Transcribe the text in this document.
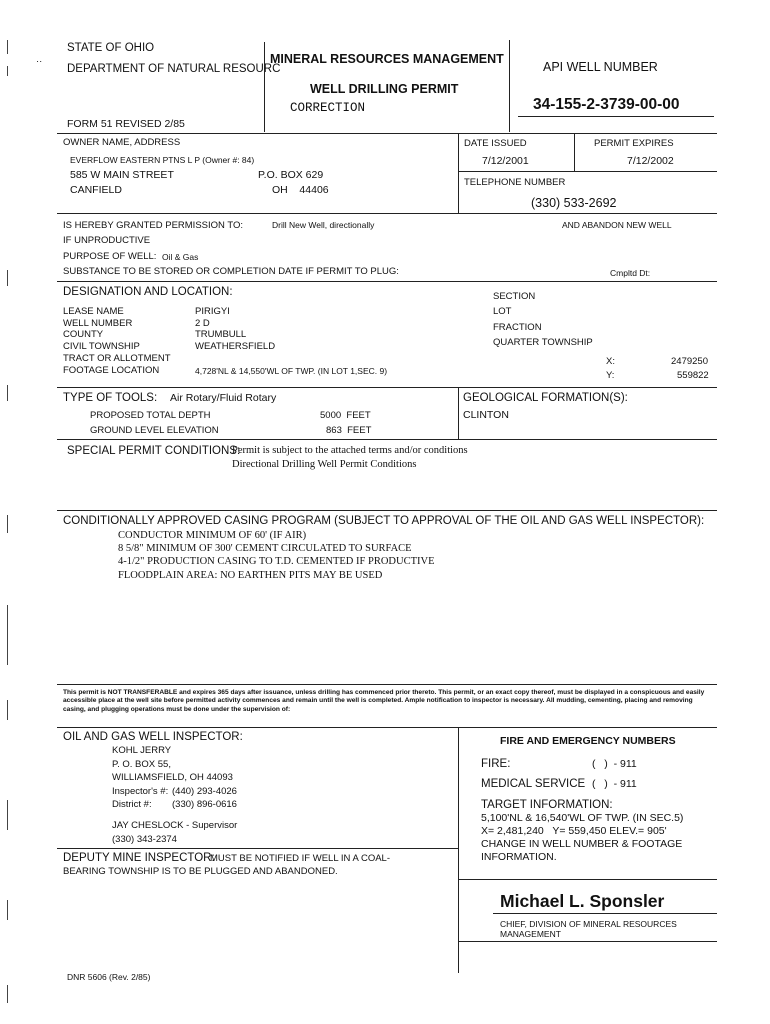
··
STATE OF OHIO
DEPARTMENT OF NATURAL RESOURC
MINERAL RESOURCES MANAGEMENT
WELL DRILLING PERMIT
CORRECTION
API WELL NUMBER
34-155-2-3739-00-00
FORM 51 REVISED 2/85
OWNER NAME, ADDRESS
EVERFLOW EASTERN PTNS L P (Owner #: 84)
585 W MAIN STREET	P.O. BOX 629
CANFIELD	OH    44406
DATE ISSUED	PERMIT EXPIRES
7/12/2001	7/12/2002
TELEPHONE NUMBER
(330) 533-2692
IS HEREBY GRANTED PERMISSION TO:	Drill New Well, directionally	AND ABANDON NEW WELL
IF UNPRODUCTIVE
PURPOSE OF WELL: Oil & Gas
SUBSTANCE TO BE STORED OR COMPLETION DATE IF PERMIT TO PLUG:	Cmpltd Dt:
DESIGNATION AND LOCATION:
LEASE NAME	PIRIGYI
WELL NUMBER	2 D
COUNTY	TRUMBULL
CIVIL TOWNSHIP	WEATHERSFIELD
TRACT OR ALLOTMENT
FOOTAGE LOCATION	4,728'NL & 14,550'WL OF TWP. (IN LOT 1,SEC. 9)
SECTION
LOT
FRACTION
QUARTER TOWNSHIP
X:	2479250
Y:	559822
TYPE OF TOOLS: Air Rotary/Fluid Rotary
PROPOSED TOTAL DEPTH	5000  FEET
GROUND LEVEL ELEVATION	863  FEET
GEOLOGICAL FORMATION(S):
CLINTON
SPECIAL PERMIT CONDITIONS:
Permit is subject to the attached terms and/or conditions
Directional Drilling Well Permit Conditions
CONDITIONALLY APPROVED CASING PROGRAM (SUBJECT TO APPROVAL OF THE OIL AND GAS WELL INSPECTOR):
CONDUCTOR MINIMUM OF 60' (IF AIR)
8 5/8" MINIMUM OF 300' CEMENT CIRCULATED TO SURFACE
4-1/2" PRODUCTION CASING TO T.D. CEMENTED IF PRODUCTIVE
FLOODPLAIN AREA: NO EARTHEN PITS MAY BE USED
This permit is NOT TRANSFERABLE and expires 365 days after issuance, unless drilling has commenced prior thereto. This permit, or an exact copy thereof, must be displayed in a conspicuous and easily accessible place at the well site before permitted activity commences and remain until the well is completed. Ample notification to inspector is necessary. All mudding, cementing, placing and removing casing, and plugging operations must be done under the supervision of:
OIL AND GAS WELL INSPECTOR:
KOHL JERRY
P. O. BOX 55,
WILLIAMSFIELD, OH 44093
Inspector's #: (440) 293-4026
District #: (330) 896-0616
JAY CHESLOCK - Supervisor
(330) 343-2374
DEPUTY MINE INSPECTOR:
MUST BE NOTIFIED IF WELL IN A COAL-
BEARING TOWNSHIP IS TO BE PLUGGED AND ABANDONED.
FIRE AND EMERGENCY NUMBERS
FIRE:	(   )  - 911
MEDICAL SERVICE (   )  - 911
TARGET INFORMATION:
5,100'NL & 16,540'WL OF TWP. (IN SEC.5)
X= 2,481,240   Y= 559,450 ELEV.= 905'
CHANGE IN WELL NUMBER & FOOTAGE
INFORMATION.
Michael L. Sponsler
CHIEF, DIVISION OF MINERAL RESOURCES
MANAGEMENT
DNR 5606 (Rev. 2/85)
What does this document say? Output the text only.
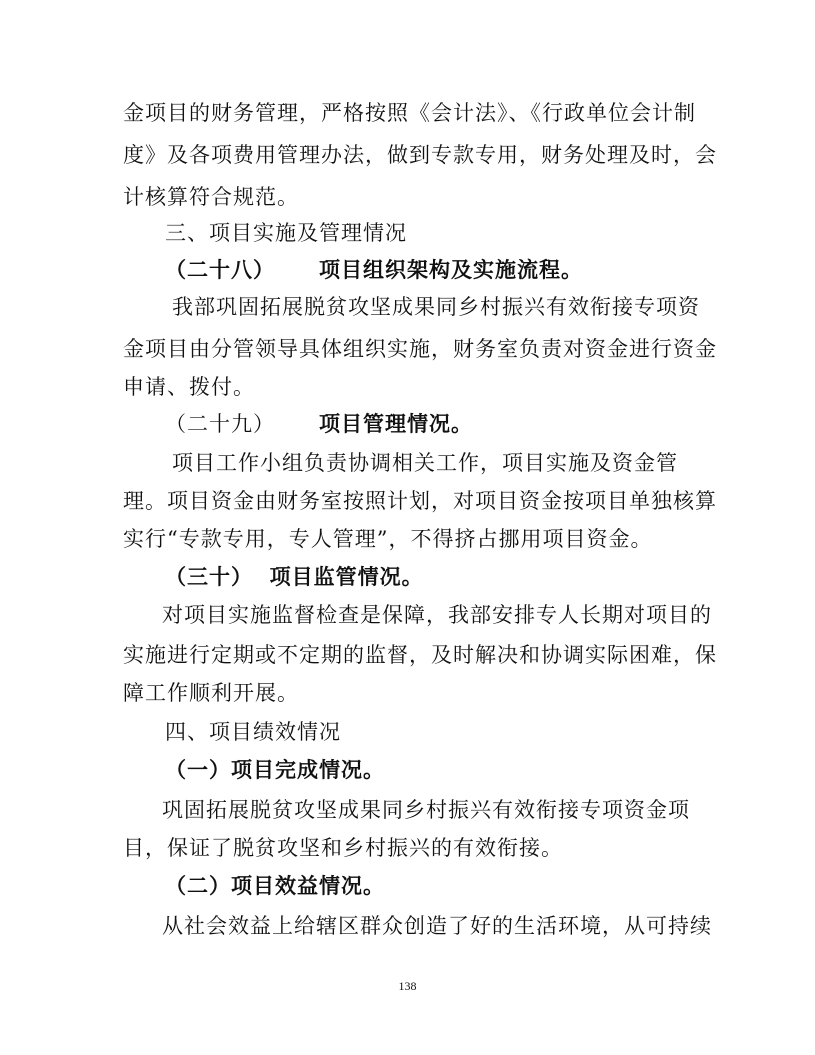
金项目的财务管理，严格按照《会计法》、《行政单位会计制
度》及各项费用管理办法，做到专款专用，财务处理及时，会
计核算符合规范。
三、项目实施及管理情况
（二十八） 项目组织架构及实施流程。
我部巩固拓展脱贫攻坚成果同乡村振兴有效衔接专项资
金项目由分管领导具体组织实施，财务室负责对资金进行资金
申请、拨付。
（二十九） 项目管理情况。
项目工作小组负责协调相关工作，项目实施及资金管
理。项目资金由财务室按照计划，对项目资金按项目单独核算
实行“专款专用，专人管理”，不得挤占挪用项目资金。
（三十） 项目监管情况。
对项目实施监督检查是保障，我部安排专人长期对项目的
实施进行定期或不定期的监督，及时解决和协调实际困难，保
障工作顺利开展。
四、项目绩效情况
（一）项目完成情况。
巩固拓展脱贫攻坚成果同乡村振兴有效衔接专项资金项
目，保证了脱贫攻坚和乡村振兴的有效衔接。
（二）项目效益情况。
从社会效益上给辖区群众创造了好的生活环境，从可持续
138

WHAT IS ASKED ▸
Make an exact copy of the records shown above, without the pictures.

RESULT ▸
Transcribe the text in this document.
··
STATE OF OHIO
DEPARTMENT OF NATURAL RESOURC
MINERAL RESOURCES MANAGEMENT
WELL DRILLING PERMIT
CORRECTION
API WELL NUMBER
34-155-2-3739-00-00
FORM 51 REVISED 2/85
OWNER NAME, ADDRESS
EVERFLOW EASTERN PTNS L P (Owner #: 84)
585 W MAIN STREET	P.O. BOX 629
CANFIELD	OH    44406
DATE ISSUED	PERMIT EXPIRES
7/12/2001	7/12/2002
TELEPHONE NUMBER
(330) 533-2692
IS HEREBY GRANTED PERMISSION TO:	Drill New Well, directionally	AND ABANDON NEW WELL
IF UNPRODUCTIVE
PURPOSE OF WELL: Oil & Gas
SUBSTANCE TO BE STORED OR COMPLETION DATE IF PERMIT TO PLUG:	Cmpltd Dt:
DESIGNATION AND LOCATION:
LEASE NAME	PIRIGYI
WELL NUMBER	2 D
COUNTY	TRUMBULL
CIVIL TOWNSHIP	WEATHERSFIELD
TRACT OR ALLOTMENT
FOOTAGE LOCATION	4,728'NL & 14,550'WL OF TWP. (IN LOT 1,SEC. 9)
SECTION
LOT
FRACTION
QUARTER TOWNSHIP
X:	2479250
Y:	559822
TYPE OF TOOLS: Air Rotary/Fluid Rotary
PROPOSED TOTAL DEPTH	5000  FEET
GROUND LEVEL ELEVATION	863  FEET
GEOLOGICAL FORMATION(S):
CLINTON
SPECIAL PERMIT CONDITIONS:
Permit is subject to the attached terms and/or conditions
Directional Drilling Well Permit Conditions
CONDITIONALLY APPROVED CASING PROGRAM (SUBJECT TO APPROVAL OF THE OIL AND GAS WELL INSPECTOR):
CONDUCTOR MINIMUM OF 60' (IF AIR)
8 5/8" MINIMUM OF 300' CEMENT CIRCULATED TO SURFACE
4-1/2" PRODUCTION CASING TO T.D. CEMENTED IF PRODUCTIVE
FLOODPLAIN AREA: NO EARTHEN PITS MAY BE USED
This permit is NOT TRANSFERABLE and expires 365 days after issuance, unless drilling has commenced prior thereto. This permit, or an exact copy thereof, must be displayed in a conspicuous and easily accessible place at the well site before permitted activity commences and remain until the well is completed. Ample notification to inspector is necessary. All mudding, cementing, placing and removing casing, and plugging operations must be done under the supervision of:
OIL AND GAS WELL INSPECTOR:
KOHL JERRY
P. O. BOX 55,
WILLIAMSFIELD, OH 44093
Inspector's #: (440) 293-4026
District #: (330) 896-0616
JAY CHESLOCK - Supervisor
(330) 343-2374
DEPUTY MINE INSPECTOR:
MUST BE NOTIFIED IF WELL IN A COAL-
BEARING TOWNSHIP IS TO BE PLUGGED AND ABANDONED.
FIRE AND EMERGENCY NUMBERS
FIRE:	(   )  - 911
MEDICAL SERVICE (   )  - 911
TARGET INFORMATION:
5,100'NL & 16,540'WL OF TWP. (IN SEC.5)
X= 2,481,240   Y= 559,450 ELEV.= 905'
CHANGE IN WELL NUMBER & FOOTAGE
INFORMATION.
Michael L. Sponsler
CHIEF, DIVISION OF MINERAL RESOURCES
MANAGEMENT
DNR 5606 (Rev. 2/85)
What does this document say? Output the text only.
金项目的财务管理，严格按照《会计法》、《行政单位会计制
度》及各项费用管理办法，做到专款专用，财务处理及时，会
计核算符合规范。
三、项目实施及管理情况
（二十八） 项目组织架构及实施流程。
我部巩固拓展脱贫攻坚成果同乡村振兴有效衔接专项资
金项目由分管领导具体组织实施，财务室负责对资金进行资金
申请、拨付。
（二十九） 项目管理情况。
项目工作小组负责协调相关工作，项目实施及资金管
理。项目资金由财务室按照计划，对项目资金按项目单独核算
实行“专款专用，专人管理”，不得挤占挪用项目资金。
（三十） 项目监管情况。
对项目实施监督检查是保障，我部安排专人长期对项目的
实施进行定期或不定期的监督，及时解决和协调实际困难，保
障工作顺利开展。
四、项目绩效情况
（一）项目完成情况。
巩固拓展脱贫攻坚成果同乡村振兴有效衔接专项资金项
目，保证了脱贫攻坚和乡村振兴的有效衔接。
（二）项目效益情况。
从社会效益上给辖区群众创造了好的生活环境，从可持续
138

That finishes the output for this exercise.